+++ PROVIDED INFORMATION +++

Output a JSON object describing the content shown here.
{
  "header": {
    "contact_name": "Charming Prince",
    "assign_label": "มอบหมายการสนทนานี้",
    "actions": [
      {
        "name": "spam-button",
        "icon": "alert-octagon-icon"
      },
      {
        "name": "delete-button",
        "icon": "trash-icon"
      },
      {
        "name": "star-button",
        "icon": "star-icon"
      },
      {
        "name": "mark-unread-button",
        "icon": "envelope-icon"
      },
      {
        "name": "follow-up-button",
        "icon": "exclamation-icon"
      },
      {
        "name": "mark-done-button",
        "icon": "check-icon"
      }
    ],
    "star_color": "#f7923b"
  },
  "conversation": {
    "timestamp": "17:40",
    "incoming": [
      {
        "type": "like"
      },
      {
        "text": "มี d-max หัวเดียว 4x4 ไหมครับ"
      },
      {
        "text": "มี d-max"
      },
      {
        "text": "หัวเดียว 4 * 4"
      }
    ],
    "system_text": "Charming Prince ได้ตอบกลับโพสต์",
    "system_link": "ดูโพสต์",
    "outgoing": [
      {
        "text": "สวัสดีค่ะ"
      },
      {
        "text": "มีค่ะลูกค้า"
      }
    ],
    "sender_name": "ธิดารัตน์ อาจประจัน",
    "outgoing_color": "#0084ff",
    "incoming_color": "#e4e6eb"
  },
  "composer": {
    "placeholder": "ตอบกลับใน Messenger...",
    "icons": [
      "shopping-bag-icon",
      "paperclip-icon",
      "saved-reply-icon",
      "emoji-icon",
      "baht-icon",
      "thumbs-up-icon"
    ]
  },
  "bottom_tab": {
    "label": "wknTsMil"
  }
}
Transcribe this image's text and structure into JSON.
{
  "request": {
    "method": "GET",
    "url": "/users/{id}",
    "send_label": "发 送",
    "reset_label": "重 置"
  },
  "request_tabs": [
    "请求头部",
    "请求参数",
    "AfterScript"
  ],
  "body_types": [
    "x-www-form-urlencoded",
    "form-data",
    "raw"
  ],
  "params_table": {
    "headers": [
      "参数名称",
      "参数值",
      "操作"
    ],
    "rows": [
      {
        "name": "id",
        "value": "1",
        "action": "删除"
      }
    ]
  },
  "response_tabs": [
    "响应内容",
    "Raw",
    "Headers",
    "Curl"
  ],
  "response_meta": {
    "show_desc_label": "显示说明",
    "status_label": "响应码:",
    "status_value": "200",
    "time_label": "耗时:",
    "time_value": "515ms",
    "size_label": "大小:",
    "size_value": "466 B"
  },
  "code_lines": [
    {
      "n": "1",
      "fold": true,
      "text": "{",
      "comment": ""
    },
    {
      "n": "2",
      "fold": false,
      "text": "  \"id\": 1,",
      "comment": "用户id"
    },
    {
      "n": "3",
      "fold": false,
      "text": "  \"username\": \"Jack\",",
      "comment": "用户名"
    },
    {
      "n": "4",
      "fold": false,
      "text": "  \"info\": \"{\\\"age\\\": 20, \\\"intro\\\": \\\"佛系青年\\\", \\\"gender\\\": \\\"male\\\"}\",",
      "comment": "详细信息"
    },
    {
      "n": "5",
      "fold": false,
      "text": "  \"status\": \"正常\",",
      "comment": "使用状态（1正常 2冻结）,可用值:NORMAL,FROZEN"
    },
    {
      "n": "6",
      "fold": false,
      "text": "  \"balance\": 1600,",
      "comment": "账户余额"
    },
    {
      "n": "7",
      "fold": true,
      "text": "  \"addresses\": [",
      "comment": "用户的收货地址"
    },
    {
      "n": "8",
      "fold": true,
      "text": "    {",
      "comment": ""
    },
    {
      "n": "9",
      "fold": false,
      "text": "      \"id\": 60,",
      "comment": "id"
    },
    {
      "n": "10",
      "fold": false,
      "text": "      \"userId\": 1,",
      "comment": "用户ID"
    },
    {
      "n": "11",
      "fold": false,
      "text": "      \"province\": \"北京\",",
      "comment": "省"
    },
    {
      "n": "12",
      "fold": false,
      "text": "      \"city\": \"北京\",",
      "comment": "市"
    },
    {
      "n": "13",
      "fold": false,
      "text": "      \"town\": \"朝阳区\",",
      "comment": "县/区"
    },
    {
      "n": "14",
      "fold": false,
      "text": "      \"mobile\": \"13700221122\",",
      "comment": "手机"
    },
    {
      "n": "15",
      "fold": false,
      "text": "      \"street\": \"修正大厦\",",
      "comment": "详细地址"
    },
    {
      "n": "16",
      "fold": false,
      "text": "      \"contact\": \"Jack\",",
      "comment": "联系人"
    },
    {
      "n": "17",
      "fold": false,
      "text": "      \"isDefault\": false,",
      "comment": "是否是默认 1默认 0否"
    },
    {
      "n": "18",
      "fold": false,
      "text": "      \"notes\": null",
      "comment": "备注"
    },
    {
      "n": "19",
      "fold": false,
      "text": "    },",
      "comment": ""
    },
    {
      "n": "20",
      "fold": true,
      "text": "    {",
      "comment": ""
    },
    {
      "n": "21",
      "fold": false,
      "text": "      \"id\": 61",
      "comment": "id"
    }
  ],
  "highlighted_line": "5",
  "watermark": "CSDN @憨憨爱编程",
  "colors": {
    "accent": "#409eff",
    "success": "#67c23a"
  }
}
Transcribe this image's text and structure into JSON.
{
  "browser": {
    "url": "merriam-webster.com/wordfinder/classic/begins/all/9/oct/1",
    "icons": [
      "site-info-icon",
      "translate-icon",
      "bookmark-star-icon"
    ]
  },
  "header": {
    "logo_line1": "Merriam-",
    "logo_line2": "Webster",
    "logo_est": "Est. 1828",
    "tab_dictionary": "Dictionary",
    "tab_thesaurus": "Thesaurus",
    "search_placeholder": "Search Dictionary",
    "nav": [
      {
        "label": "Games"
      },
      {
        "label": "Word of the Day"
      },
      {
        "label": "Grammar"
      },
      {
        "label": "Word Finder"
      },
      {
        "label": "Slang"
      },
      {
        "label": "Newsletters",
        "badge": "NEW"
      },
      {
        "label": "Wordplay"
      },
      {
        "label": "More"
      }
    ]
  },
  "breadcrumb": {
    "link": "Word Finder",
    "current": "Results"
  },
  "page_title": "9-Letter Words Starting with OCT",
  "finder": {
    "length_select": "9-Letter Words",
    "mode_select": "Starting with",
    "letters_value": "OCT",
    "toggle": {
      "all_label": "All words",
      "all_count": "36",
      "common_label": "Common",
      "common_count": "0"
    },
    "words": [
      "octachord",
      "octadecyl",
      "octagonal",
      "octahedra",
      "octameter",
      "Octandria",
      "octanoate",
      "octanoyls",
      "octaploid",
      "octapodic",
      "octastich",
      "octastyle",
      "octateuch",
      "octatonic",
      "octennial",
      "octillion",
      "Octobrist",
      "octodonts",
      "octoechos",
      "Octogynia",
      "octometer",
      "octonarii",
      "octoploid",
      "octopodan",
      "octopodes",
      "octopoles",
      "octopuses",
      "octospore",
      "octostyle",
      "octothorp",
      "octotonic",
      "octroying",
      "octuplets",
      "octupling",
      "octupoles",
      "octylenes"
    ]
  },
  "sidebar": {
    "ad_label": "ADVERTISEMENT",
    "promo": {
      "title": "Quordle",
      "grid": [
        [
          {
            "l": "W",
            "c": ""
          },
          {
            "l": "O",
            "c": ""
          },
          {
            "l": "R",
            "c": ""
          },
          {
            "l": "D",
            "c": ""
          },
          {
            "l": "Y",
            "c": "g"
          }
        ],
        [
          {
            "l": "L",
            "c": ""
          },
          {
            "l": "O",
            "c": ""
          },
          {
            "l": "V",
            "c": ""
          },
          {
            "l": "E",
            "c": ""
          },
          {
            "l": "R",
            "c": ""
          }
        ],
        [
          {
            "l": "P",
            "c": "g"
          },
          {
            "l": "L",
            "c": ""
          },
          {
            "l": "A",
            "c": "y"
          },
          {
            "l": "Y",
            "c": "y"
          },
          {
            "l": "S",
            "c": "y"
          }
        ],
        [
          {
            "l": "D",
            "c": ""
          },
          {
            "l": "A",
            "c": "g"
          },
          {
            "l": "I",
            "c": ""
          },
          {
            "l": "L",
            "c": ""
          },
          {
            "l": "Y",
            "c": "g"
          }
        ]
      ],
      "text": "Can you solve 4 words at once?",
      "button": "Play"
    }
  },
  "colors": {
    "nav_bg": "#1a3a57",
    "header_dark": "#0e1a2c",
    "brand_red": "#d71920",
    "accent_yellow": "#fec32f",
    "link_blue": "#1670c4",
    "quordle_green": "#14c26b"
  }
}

+++

TASK DIRECTIONS: Take every line containing the word "Prince" and copy it.

RESPONSE BELOW:
    "contact_name": "Charming Prince",
    "system_text": "Charming Prince ได้ตอบกลับโพสต์",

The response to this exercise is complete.